Aim:
Copy out the data exactly, leaving the pictures behind.

Extracted records:
(begin)
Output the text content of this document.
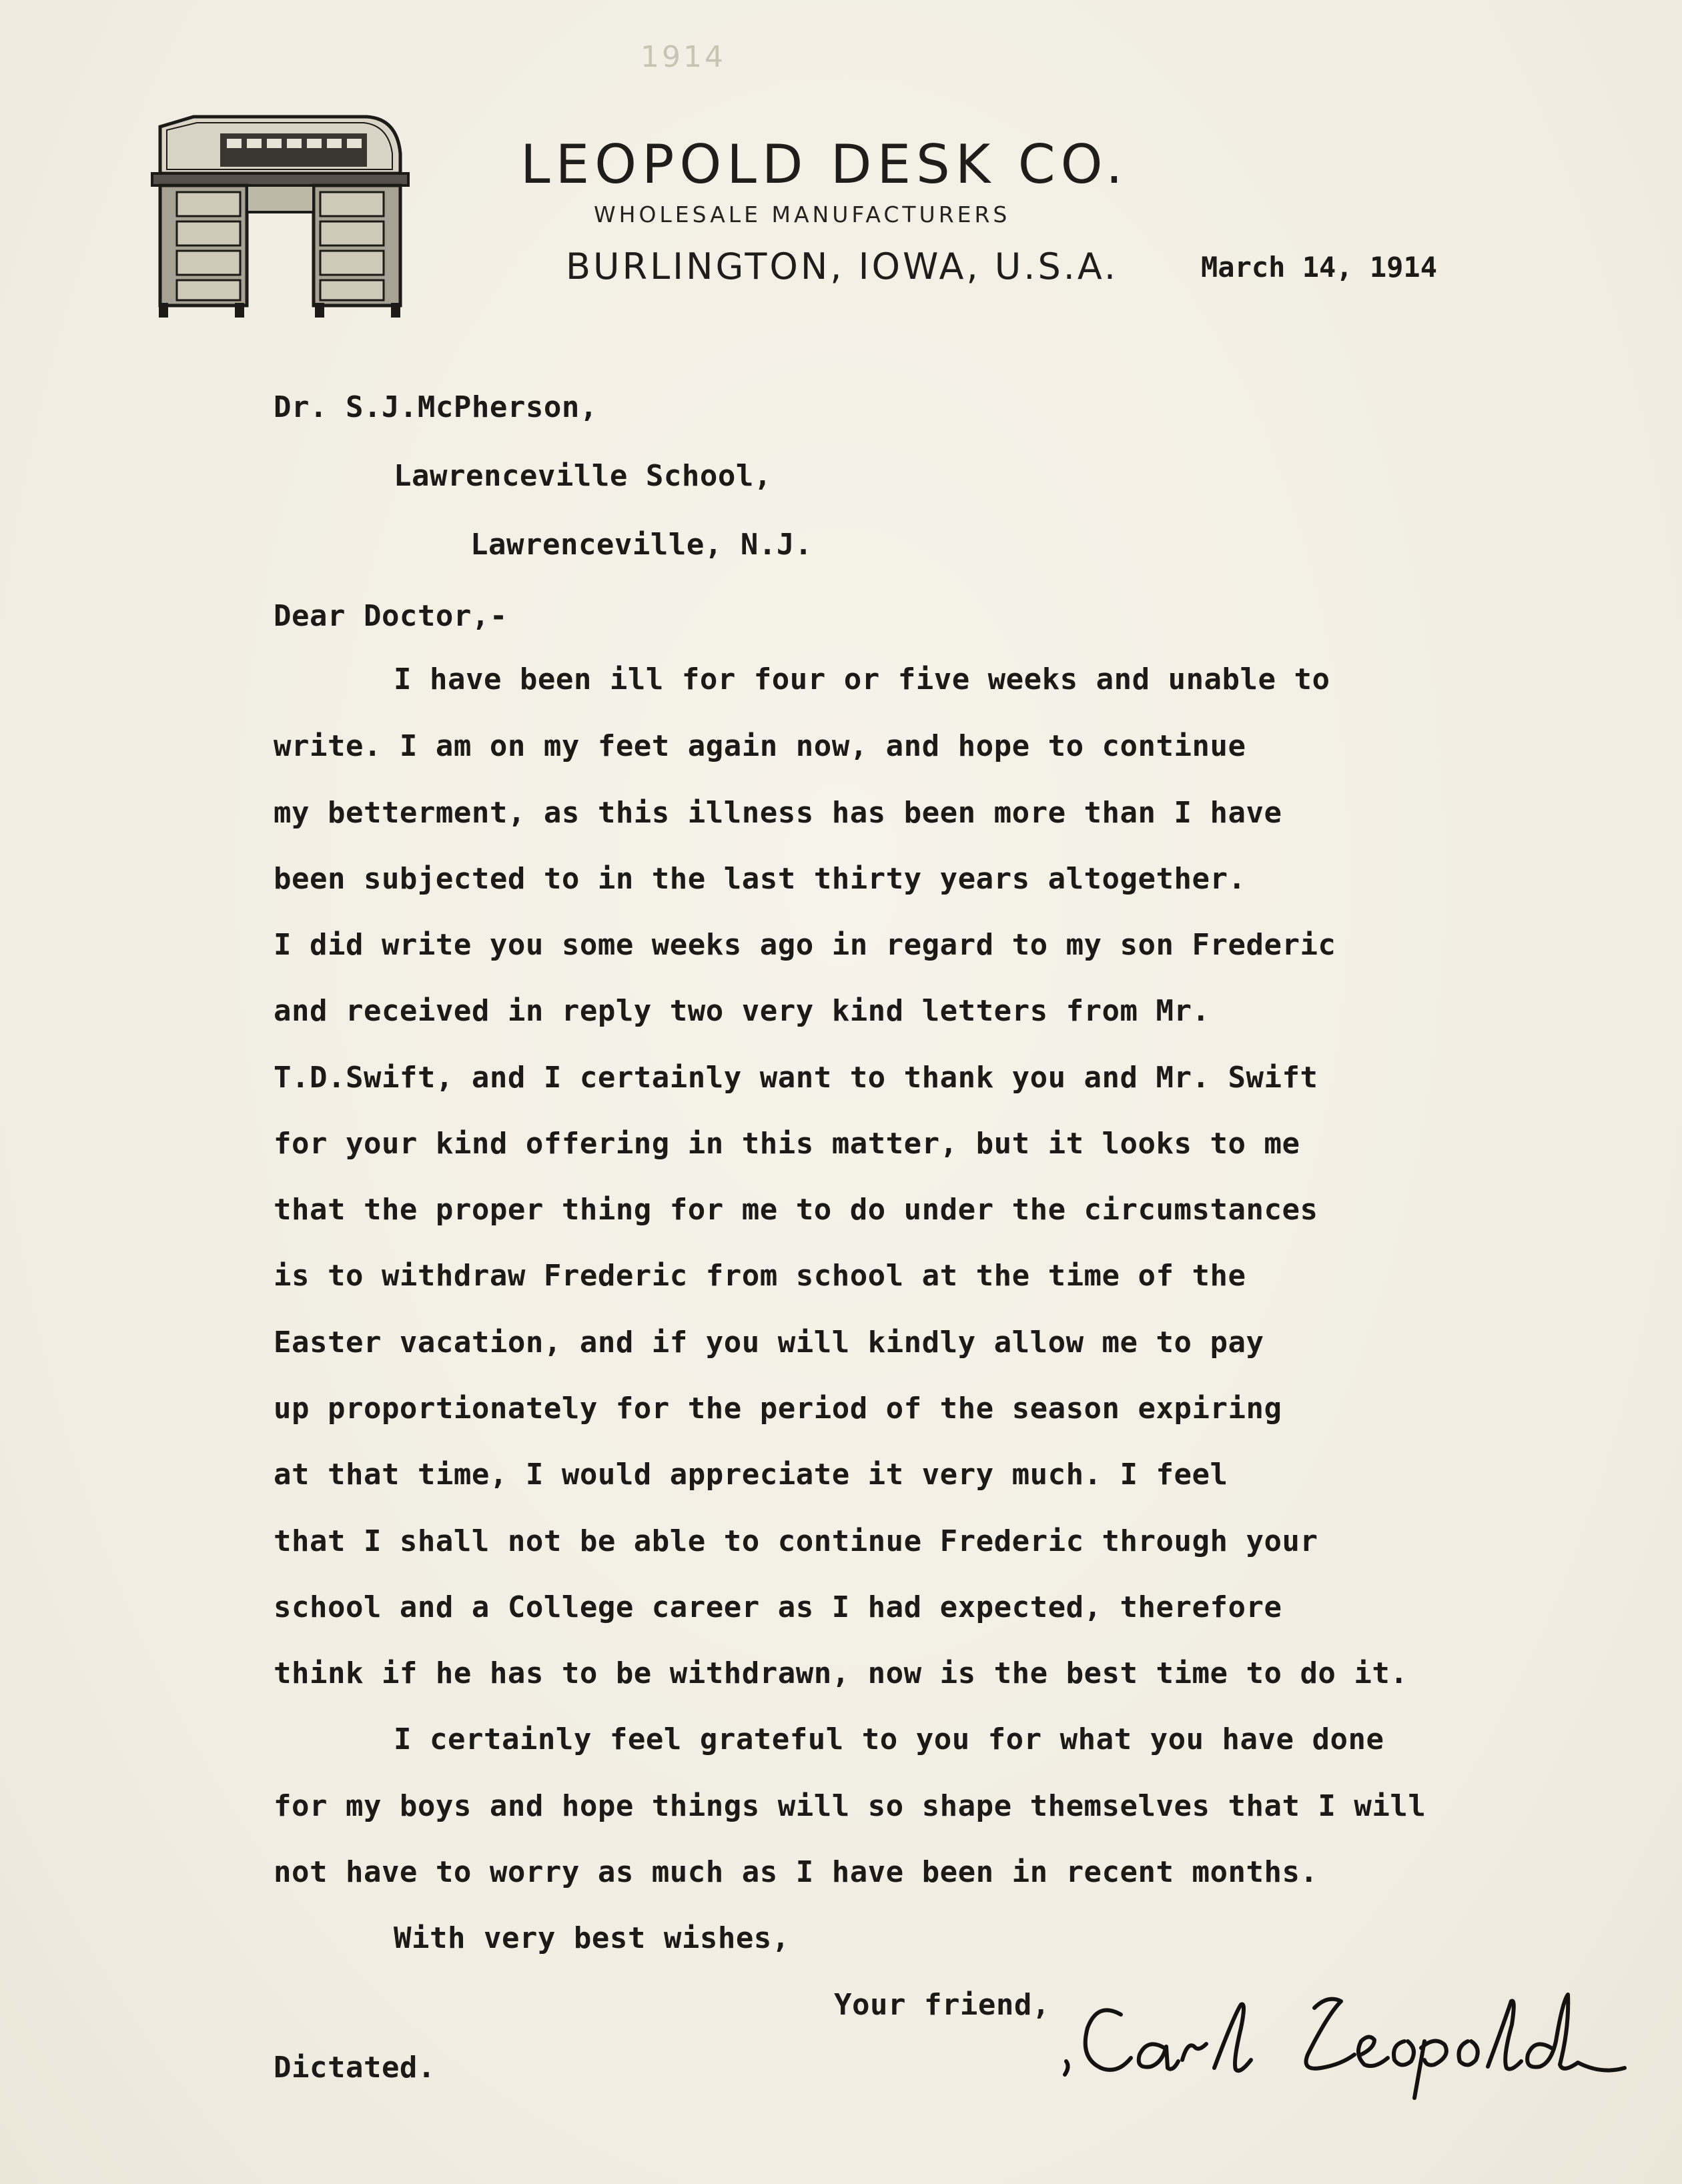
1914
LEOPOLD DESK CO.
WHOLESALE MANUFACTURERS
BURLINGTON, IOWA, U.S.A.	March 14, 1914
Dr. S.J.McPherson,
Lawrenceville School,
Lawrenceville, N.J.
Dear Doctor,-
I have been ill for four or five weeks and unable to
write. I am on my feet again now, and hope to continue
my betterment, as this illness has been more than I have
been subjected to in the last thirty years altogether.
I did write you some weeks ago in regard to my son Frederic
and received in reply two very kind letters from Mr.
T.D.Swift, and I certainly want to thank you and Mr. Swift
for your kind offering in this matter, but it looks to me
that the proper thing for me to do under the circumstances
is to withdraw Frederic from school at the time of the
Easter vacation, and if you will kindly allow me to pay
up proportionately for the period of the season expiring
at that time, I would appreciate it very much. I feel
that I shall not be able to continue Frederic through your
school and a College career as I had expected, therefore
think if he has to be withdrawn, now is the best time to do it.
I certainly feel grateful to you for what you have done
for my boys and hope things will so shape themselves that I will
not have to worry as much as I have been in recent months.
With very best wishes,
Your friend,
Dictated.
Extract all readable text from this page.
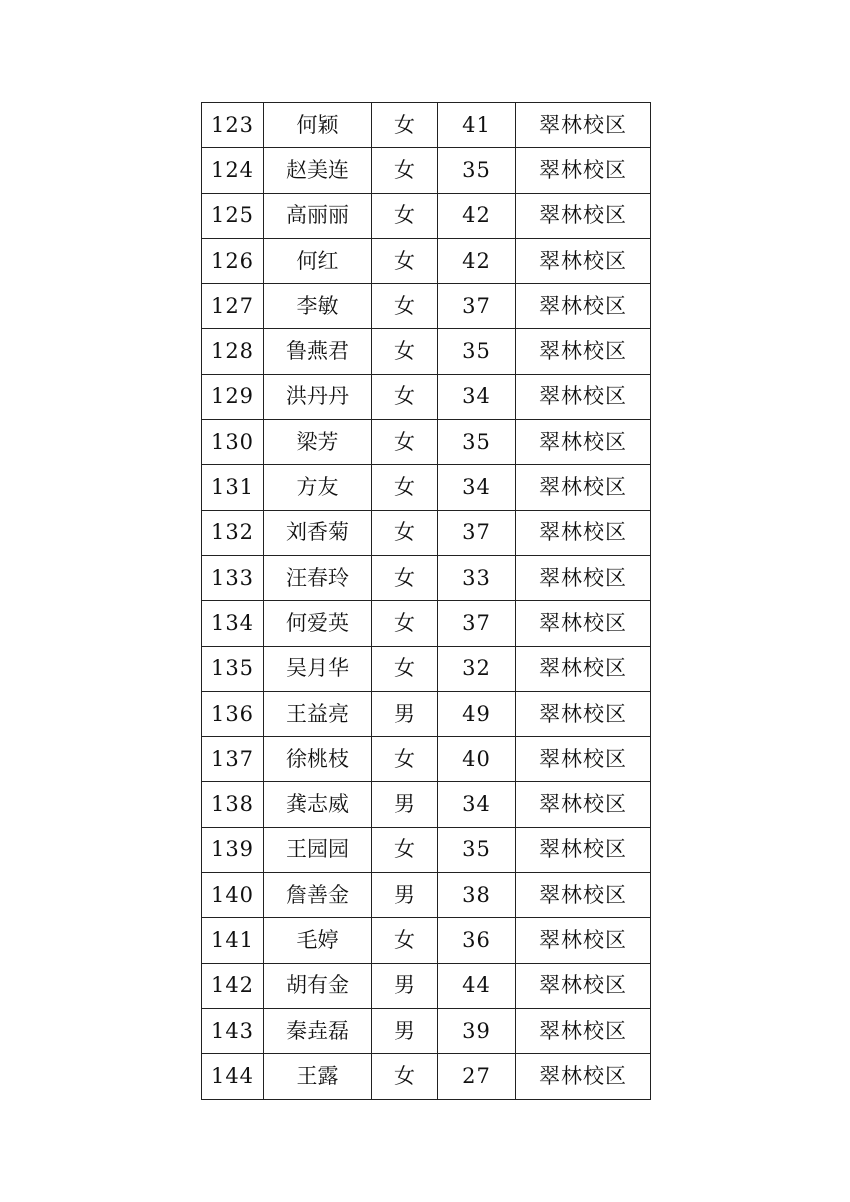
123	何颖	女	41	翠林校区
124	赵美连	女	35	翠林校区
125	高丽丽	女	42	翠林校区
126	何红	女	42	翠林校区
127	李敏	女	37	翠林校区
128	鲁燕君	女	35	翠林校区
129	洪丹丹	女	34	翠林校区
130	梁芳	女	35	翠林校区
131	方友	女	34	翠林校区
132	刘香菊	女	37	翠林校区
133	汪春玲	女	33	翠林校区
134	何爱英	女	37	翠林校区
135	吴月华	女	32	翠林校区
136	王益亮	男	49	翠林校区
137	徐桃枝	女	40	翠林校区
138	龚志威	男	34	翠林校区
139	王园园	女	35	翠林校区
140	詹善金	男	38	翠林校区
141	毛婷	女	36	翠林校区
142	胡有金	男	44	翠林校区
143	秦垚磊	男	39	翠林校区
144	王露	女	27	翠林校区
(end)
Output of the exercise:
Output the text content of this document.
1914
LEOPOLD DESK CO.
WHOLESALE MANUFACTURERS
BURLINGTON, IOWA, U.S.A.	March 14, 1914
Dr. S.J.McPherson,
Lawrenceville School,
Lawrenceville, N.J.
Dear Doctor,-
I have been ill for four or five weeks and unable to
write. I am on my feet again now, and hope to continue
my betterment, as this illness has been more than I have
been subjected to in the last thirty years altogether.
I did write you some weeks ago in regard to my son Frederic
and received in reply two very kind letters from Mr.
T.D.Swift, and I certainly want to thank you and Mr. Swift
for your kind offering in this matter, but it looks to me
that the proper thing for me to do under the circumstances
is to withdraw Frederic from school at the time of the
Easter vacation, and if you will kindly allow me to pay
up proportionately for the period of the season expiring
at that time, I would appreciate it very much. I feel
that I shall not be able to continue Frederic through your
school and a College career as I had expected, therefore
think if he has to be withdrawn, now is the best time to do it.
I certainly feel grateful to you for what you have done
for my boys and hope things will so shape themselves that I will
not have to worry as much as I have been in recent months.
With very best wishes,
Your friend,
Dictated.
Extract all readable text from this page.
123	何颖	女	41	翠林校区
124	赵美连	女	35	翠林校区
125	高丽丽	女	42	翠林校区
126	何红	女	42	翠林校区
127	李敏	女	37	翠林校区
128	鲁燕君	女	35	翠林校区
129	洪丹丹	女	34	翠林校区
130	梁芳	女	35	翠林校区
131	方友	女	34	翠林校区
132	刘香菊	女	37	翠林校区
133	汪春玲	女	33	翠林校区
134	何爱英	女	37	翠林校区
135	吴月华	女	32	翠林校区
136	王益亮	男	49	翠林校区
137	徐桃枝	女	40	翠林校区
138	龚志威	男	34	翠林校区
139	王园园	女	35	翠林校区
140	詹善金	男	38	翠林校区
141	毛婷	女	36	翠林校区
142	胡有金	男	44	翠林校区
143	秦垚磊	男	39	翠林校区
144	王露	女	27	翠林校区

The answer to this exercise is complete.